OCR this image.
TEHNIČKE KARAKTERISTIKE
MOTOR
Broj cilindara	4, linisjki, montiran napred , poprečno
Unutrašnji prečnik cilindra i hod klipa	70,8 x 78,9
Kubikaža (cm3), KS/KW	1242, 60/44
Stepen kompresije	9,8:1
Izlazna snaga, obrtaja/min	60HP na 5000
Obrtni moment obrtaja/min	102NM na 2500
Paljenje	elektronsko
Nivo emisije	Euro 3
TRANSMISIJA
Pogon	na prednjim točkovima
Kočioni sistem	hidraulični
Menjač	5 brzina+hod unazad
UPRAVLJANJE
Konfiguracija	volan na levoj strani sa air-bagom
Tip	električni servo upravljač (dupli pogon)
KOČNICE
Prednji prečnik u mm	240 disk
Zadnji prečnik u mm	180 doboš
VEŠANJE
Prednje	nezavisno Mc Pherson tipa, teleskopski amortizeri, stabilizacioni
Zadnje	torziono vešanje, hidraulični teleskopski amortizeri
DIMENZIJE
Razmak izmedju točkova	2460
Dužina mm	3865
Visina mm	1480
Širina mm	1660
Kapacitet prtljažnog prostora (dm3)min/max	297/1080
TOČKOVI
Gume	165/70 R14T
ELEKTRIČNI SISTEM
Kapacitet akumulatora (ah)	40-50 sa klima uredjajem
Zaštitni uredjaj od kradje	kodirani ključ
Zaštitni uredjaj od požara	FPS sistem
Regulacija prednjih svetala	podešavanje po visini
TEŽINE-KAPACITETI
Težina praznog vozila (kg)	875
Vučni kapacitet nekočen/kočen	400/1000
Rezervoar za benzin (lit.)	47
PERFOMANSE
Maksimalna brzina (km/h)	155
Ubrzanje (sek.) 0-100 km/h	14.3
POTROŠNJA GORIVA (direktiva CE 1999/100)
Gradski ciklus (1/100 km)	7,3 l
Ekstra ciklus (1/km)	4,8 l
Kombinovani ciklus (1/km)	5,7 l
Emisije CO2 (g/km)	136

- _Aim_
Which lines of the material contain the string "ciklus"? List each of them.

- _Finished exercise_
Gradski ciklus (1/100 km)	7,3 l
Ekstra ciklus (1/km)	4,8 l
Kombinovani ciklus (1/km)	5,7 l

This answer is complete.